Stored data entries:

• • • • • • •

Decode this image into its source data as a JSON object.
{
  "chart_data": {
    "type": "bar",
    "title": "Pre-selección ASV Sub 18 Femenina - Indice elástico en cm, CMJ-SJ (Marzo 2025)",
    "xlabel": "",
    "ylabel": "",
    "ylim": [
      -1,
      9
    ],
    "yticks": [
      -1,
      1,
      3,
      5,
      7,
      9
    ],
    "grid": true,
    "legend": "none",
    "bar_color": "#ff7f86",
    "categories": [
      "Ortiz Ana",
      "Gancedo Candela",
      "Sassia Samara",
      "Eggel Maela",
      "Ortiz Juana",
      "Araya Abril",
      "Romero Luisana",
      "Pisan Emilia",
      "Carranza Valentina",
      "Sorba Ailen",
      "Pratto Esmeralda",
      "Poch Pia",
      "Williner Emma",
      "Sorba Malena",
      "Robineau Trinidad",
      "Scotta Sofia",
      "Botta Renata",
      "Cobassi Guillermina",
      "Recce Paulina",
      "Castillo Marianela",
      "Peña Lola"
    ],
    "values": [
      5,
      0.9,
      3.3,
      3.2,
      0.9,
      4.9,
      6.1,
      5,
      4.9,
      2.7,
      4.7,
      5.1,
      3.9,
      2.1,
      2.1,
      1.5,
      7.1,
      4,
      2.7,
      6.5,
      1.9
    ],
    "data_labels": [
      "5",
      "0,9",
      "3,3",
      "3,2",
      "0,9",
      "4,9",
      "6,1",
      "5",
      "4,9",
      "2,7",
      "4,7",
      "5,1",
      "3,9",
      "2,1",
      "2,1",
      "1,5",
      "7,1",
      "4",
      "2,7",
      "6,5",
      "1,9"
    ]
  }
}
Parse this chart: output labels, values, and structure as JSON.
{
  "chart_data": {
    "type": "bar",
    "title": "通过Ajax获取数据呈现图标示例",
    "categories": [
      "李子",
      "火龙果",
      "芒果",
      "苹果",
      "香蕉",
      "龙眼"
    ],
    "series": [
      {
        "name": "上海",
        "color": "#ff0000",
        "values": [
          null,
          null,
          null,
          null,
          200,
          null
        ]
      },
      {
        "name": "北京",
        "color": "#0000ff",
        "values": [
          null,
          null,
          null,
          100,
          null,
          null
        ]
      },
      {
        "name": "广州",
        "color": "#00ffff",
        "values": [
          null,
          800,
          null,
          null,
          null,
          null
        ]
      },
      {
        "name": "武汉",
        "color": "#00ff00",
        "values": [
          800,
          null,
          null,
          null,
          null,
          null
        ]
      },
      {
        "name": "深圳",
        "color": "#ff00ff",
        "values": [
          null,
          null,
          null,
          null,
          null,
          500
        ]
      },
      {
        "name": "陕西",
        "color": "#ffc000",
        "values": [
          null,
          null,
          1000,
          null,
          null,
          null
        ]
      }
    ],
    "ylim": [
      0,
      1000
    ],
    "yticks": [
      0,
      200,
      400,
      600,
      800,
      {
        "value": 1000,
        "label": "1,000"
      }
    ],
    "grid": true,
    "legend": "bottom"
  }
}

• • • • • • •

### Required task:
Quote only the lines from the line containing "Parse this chart: output" through the end of the listing, please, keeping both the first and the last line.

### Full output:
Parse this chart: output labels, values, and structure as JSON.
{
  "chart_data": {
    "type": "bar",
    "title": "通过Ajax获取数据呈现图标示例",
    "categories": [
      "李子",
      "火龙果",
      "芒果",
      "苹果",
      "香蕉",
      "龙眼"
    ],
    "series": [
      {
        "name": "上海",
        "color": "#ff0000",
        "values": [
          null,
          null,
          null,
          null,
          200,
          null
        ]
      },
      {
        "name": "北京",
        "color": "#0000ff",
        "values": [
          null,
          null,
          null,
          100,
          null,
          null
        ]
      },
      {
        "name": "广州",
        "color": "#00ffff",
        "values": [
          null,
          800,
          null,
          null,
          null,
          null
        ]
      },
      {
        "name": "武汉",
        "color": "#00ff00",
        "values": [
          800,
          null,
          null,
          null,
          null,
          null
        ]
      },
      {
        "name": "深圳",
        "color": "#ff00ff",
        "values": [
          null,
          null,
          null,
          null,
          null,
          500
        ]
      },
      {
        "name": "陕西",
        "color": "#ffc000",
        "values": [
          null,
          null,
          1000,
          null,
          null,
          null
        ]
      }
    ],
    "ylim": [
      0,
      1000
    ],
    "yticks": [
      0,
      200,
      400,
      600,
      800,
      {
        "value": 1000,
        "label": "1,000"
      }
    ],
    "grid": true,
    "legend": "bottom"
  }
}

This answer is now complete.